> [AIM OF THE TASK] Leave the pictures out and transcribe every record exactly.

☆ ☆ ☆ ☆ ☆ ☆ ☆

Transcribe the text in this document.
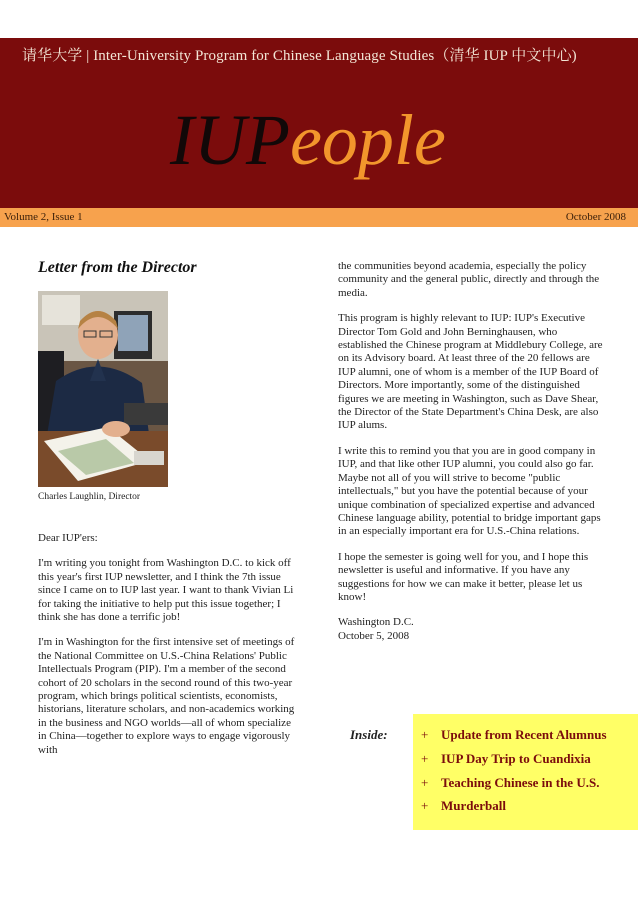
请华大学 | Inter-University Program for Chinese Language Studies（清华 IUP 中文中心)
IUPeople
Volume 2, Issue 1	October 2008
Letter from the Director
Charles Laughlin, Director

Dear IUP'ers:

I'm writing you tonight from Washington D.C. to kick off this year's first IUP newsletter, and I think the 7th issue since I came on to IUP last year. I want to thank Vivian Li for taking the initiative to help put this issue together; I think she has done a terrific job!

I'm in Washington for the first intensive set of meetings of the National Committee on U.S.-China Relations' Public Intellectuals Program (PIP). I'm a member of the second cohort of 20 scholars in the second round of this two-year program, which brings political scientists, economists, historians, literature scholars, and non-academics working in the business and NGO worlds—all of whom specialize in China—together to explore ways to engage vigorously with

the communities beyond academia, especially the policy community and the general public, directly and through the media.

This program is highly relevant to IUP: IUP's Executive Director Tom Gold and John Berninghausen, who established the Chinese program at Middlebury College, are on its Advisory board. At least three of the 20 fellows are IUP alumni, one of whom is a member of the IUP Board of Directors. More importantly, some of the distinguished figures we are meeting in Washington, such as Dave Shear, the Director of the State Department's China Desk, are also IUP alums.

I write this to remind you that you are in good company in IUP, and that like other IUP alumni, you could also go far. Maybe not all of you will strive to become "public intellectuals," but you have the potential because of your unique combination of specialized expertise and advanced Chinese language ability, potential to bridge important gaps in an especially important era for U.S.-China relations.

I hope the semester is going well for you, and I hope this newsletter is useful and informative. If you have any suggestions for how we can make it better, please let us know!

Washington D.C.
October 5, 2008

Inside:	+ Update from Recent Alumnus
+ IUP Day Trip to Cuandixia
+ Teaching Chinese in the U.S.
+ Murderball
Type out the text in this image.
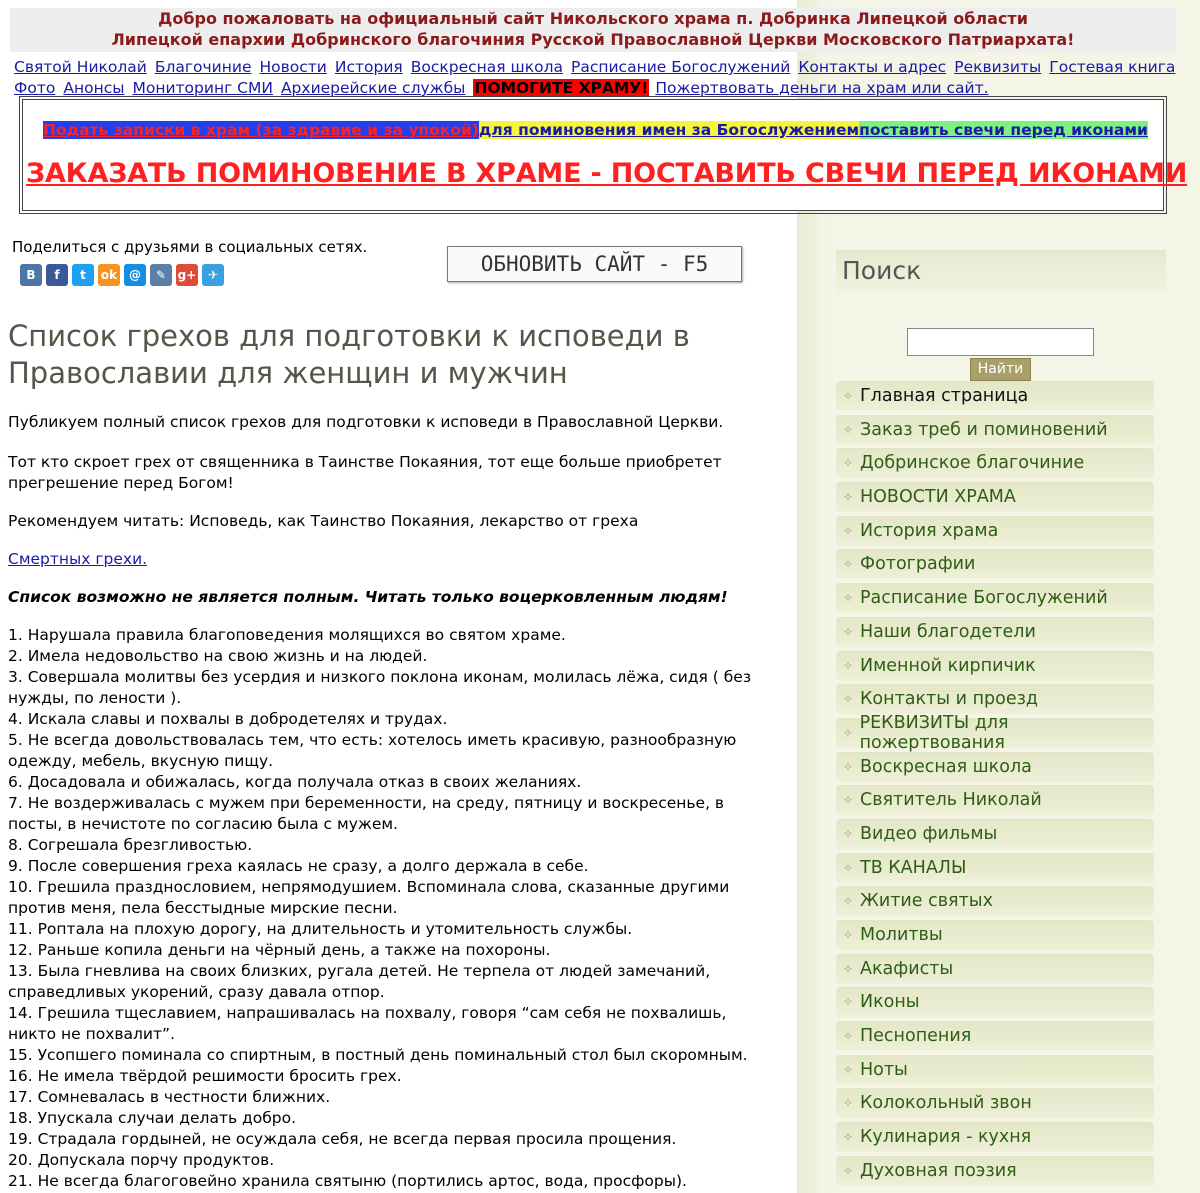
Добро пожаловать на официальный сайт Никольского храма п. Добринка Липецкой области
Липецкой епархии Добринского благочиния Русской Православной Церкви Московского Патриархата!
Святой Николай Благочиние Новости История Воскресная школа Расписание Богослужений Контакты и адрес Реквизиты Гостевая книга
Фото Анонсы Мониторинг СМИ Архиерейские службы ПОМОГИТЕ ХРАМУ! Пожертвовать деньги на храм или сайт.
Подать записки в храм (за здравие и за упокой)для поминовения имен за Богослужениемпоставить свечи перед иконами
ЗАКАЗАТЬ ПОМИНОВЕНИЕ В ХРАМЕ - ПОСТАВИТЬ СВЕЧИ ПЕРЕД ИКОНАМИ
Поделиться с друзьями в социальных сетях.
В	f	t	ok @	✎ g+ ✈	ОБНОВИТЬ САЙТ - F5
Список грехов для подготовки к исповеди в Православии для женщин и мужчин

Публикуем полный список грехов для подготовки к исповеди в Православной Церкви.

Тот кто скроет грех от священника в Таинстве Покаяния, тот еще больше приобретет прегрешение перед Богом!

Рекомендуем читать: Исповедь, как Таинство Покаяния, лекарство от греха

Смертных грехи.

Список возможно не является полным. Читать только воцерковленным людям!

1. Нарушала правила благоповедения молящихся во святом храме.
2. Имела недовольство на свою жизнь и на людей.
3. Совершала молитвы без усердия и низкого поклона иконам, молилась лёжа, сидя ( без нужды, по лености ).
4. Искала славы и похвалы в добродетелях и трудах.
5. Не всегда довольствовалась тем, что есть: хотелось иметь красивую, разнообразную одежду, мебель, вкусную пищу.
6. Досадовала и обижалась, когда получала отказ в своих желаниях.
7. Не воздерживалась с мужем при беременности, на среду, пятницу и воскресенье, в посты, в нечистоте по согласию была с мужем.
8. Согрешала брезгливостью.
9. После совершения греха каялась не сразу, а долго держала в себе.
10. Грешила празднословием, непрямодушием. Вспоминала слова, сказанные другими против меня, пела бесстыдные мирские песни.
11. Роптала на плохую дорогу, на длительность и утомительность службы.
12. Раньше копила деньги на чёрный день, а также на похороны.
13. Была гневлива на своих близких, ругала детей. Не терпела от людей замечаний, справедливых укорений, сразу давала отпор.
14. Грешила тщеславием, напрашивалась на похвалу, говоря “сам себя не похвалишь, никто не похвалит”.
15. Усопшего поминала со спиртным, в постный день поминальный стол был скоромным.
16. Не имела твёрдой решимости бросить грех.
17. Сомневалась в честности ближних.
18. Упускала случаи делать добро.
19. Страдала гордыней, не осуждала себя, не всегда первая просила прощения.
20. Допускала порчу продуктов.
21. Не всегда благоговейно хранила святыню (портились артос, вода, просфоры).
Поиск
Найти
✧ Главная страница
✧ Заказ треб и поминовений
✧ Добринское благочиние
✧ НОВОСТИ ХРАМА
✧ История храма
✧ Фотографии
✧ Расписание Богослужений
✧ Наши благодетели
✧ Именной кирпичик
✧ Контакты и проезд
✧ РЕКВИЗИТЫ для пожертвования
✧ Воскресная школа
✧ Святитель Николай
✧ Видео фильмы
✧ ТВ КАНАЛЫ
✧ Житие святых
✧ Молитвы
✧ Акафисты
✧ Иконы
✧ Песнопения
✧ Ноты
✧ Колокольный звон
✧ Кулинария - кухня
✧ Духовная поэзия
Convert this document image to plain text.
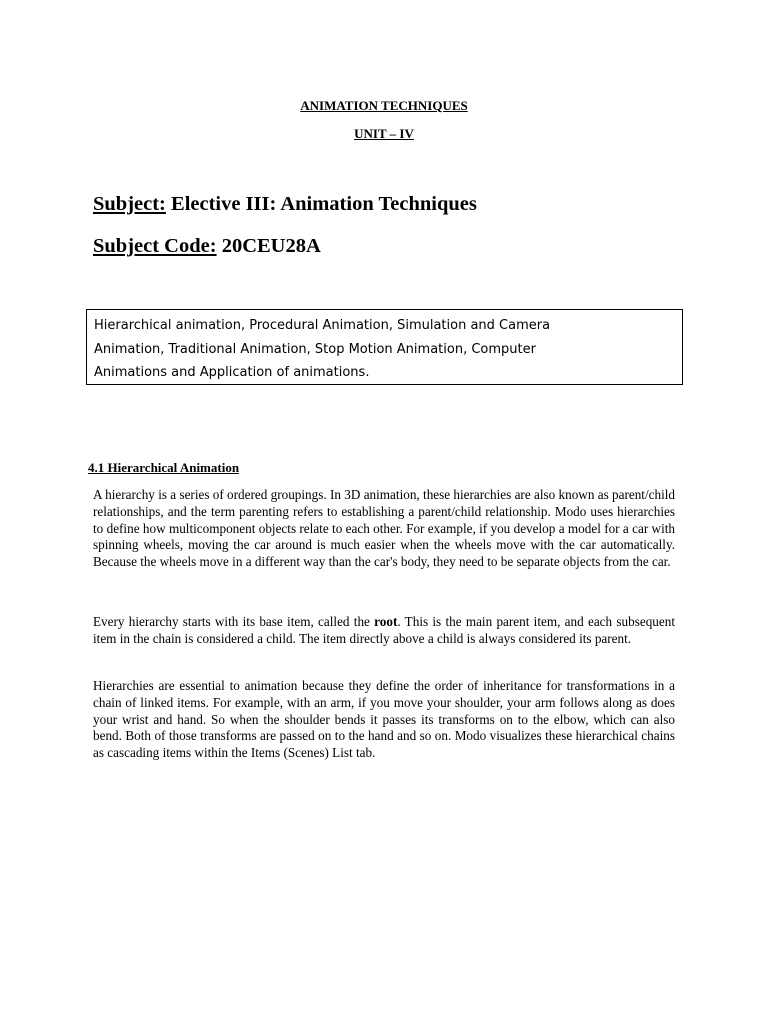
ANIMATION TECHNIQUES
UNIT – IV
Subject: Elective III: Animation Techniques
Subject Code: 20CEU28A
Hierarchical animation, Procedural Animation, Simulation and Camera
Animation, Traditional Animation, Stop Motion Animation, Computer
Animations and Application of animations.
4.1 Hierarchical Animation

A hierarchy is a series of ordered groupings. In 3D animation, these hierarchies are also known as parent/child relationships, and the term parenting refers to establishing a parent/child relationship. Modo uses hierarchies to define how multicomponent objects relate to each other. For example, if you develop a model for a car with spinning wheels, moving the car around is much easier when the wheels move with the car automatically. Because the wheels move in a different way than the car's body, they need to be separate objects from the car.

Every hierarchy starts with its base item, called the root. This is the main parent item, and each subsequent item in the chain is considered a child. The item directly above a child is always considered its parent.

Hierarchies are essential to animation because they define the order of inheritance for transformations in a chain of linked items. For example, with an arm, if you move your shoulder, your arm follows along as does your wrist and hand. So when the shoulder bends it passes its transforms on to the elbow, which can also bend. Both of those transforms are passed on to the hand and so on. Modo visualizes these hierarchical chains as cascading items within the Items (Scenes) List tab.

☆ ☆ ☆ ☆ ☆ ☆ ☆

> [RESPONSE TO THE TASK]
Transcribe the text in this document.
请华大学 | Inter-University Program for Chinese Language Studies（清华 IUP 中文中心)
IUPeople
Volume 2, Issue 1	October 2008
Letter from the Director
Charles Laughlin, Director

Dear IUP'ers:

I'm writing you tonight from Washington D.C. to kick off this year's first IUP newsletter, and I think the 7th issue since I came on to IUP last year. I want to thank Vivian Li for taking the initiative to help put this issue together; I think she has done a terrific job!

I'm in Washington for the first intensive set of meetings of the National Committee on U.S.-China Relations' Public Intellectuals Program (PIP). I'm a member of the second cohort of 20 scholars in the second round of this two-year program, which brings political scientists, economists, historians, literature scholars, and non-academics working in the business and NGO worlds—all of whom specialize in China—together to explore ways to engage vigorously with

the communities beyond academia, especially the policy community and the general public, directly and through the media.

This program is highly relevant to IUP: IUP's Executive Director Tom Gold and John Berninghausen, who established the Chinese program at Middlebury College, are on its Advisory board. At least three of the 20 fellows are IUP alumni, one of whom is a member of the IUP Board of Directors. More importantly, some of the distinguished figures we are meeting in Washington, such as Dave Shear, the Director of the State Department's China Desk, are also IUP alums.

I write this to remind you that you are in good company in IUP, and that like other IUP alumni, you could also go far. Maybe not all of you will strive to become "public intellectuals," but you have the potential because of your unique combination of specialized expertise and advanced Chinese language ability, potential to bridge important gaps in an especially important era for U.S.-China relations.

I hope the semester is going well for you, and I hope this newsletter is useful and informative. If you have any suggestions for how we can make it better, please let us know!

Washington D.C.
October 5, 2008

Inside:	+ Update from Recent Alumnus
+ IUP Day Trip to Cuandixia
+ Teaching Chinese in the U.S.
+ Murderball
Type out the text in this image.
Добро пожаловать на официальный сайт Никольского храма п. Добринка Липецкой области
Липецкой епархии Добринского благочиния Русской Православной Церкви Московского Патриархата!
Святой Николай Благочиние Новости История Воскресная школа Расписание Богослужений Контакты и адрес Реквизиты Гостевая книга
Фото Анонсы Мониторинг СМИ Архиерейские службы ПОМОГИТЕ ХРАМУ! Пожертвовать деньги на храм или сайт.
Подать записки в храм (за здравие и за упокой)для поминовения имен за Богослужениемпоставить свечи перед иконами
ЗАКАЗАТЬ ПОМИНОВЕНИЕ В ХРАМЕ - ПОСТАВИТЬ СВЕЧИ ПЕРЕД ИКОНАМИ
Поделиться с друзьями в социальных сетях.
В	f	t	ok @	✎ g+ ✈	ОБНОВИТЬ САЙТ - F5
Список грехов для подготовки к исповеди в Православии для женщин и мужчин

Публикуем полный список грехов для подготовки к исповеди в Православной Церкви.

Тот кто скроет грех от священника в Таинстве Покаяния, тот еще больше приобретет прегрешение перед Богом!

Рекомендуем читать: Исповедь, как Таинство Покаяния, лекарство от греха

Смертных грехи.

Список возможно не является полным. Читать только воцерковленным людям!

1. Нарушала правила благоповедения молящихся во святом храме.
2. Имела недовольство на свою жизнь и на людей.
3. Совершала молитвы без усердия и низкого поклона иконам, молилась лёжа, сидя ( без нужды, по лености ).
4. Искала славы и похвалы в добродетелях и трудах.
5. Не всегда довольствовалась тем, что есть: хотелось иметь красивую, разнообразную одежду, мебель, вкусную пищу.
6. Досадовала и обижалась, когда получала отказ в своих желаниях.
7. Не воздерживалась с мужем при беременности, на среду, пятницу и воскресенье, в посты, в нечистоте по согласию была с мужем.
8. Согрешала брезгливостью.
9. После совершения греха каялась не сразу, а долго держала в себе.
10. Грешила празднословием, непрямодушием. Вспоминала слова, сказанные другими против меня, пела бесстыдные мирские песни.
11. Роптала на плохую дорогу, на длительность и утомительность службы.
12. Раньше копила деньги на чёрный день, а также на похороны.
13. Была гневлива на своих близких, ругала детей. Не терпела от людей замечаний, справедливых укорений, сразу давала отпор.
14. Грешила тщеславием, напрашивалась на похвалу, говоря “сам себя не похвалишь, никто не похвалит”.
15. Усопшего поминала со спиртным, в постный день поминальный стол был скоромным.
16. Не имела твёрдой решимости бросить грех.
17. Сомневалась в честности ближних.
18. Упускала случаи делать добро.
19. Страдала гордыней, не осуждала себя, не всегда первая просила прощения.
20. Допускала порчу продуктов.
21. Не всегда благоговейно хранила святыню (портились артос, вода, просфоры).
Поиск
Найти
✧ Главная страница
✧ Заказ треб и поминовений
✧ Добринское благочиние
✧ НОВОСТИ ХРАМА
✧ История храма
✧ Фотографии
✧ Расписание Богослужений
✧ Наши благодетели
✧ Именной кирпичик
✧ Контакты и проезд
✧ РЕКВИЗИТЫ для пожертвования
✧ Воскресная школа
✧ Святитель Николай
✧ Видео фильмы
✧ ТВ КАНАЛЫ
✧ Житие святых
✧ Молитвы
✧ Акафисты
✧ Иконы
✧ Песнопения
✧ Ноты
✧ Колокольный звон
✧ Кулинария - кухня
✧ Духовная поэзия
Convert this document image to plain text.
ANIMATION TECHNIQUES
UNIT – IV
Subject: Elective III: Animation Techniques
Subject Code: 20CEU28A
Hierarchical animation, Procedural Animation, Simulation and Camera
Animation, Traditional Animation, Stop Motion Animation, Computer
Animations and Application of animations.
4.1 Hierarchical Animation

A hierarchy is a series of ordered groupings. In 3D animation, these hierarchies are also known as parent/child relationships, and the term parenting refers to establishing a parent/child relationship. Modo uses hierarchies to define how multicomponent objects relate to each other. For example, if you develop a model for a car with spinning wheels, moving the car around is much easier when the wheels move with the car automatically. Because the wheels move in a different way than the car's body, they need to be separate objects from the car.

Every hierarchy starts with its base item, called the root. This is the main parent item, and each subsequent item in the chain is considered a child. The item directly above a child is always considered its parent.

Hierarchies are essential to animation because they define the order of inheritance for transformations in a chain of linked items. For example, with an arm, if you move your shoulder, your arm follows along as does your wrist and hand. So when the shoulder bends it passes its transforms on to the elbow, which can also bend. Both of those transforms are passed on to the hand and so on. Modo visualizes these hierarchical chains as cascading items within the Items (Scenes) List tab.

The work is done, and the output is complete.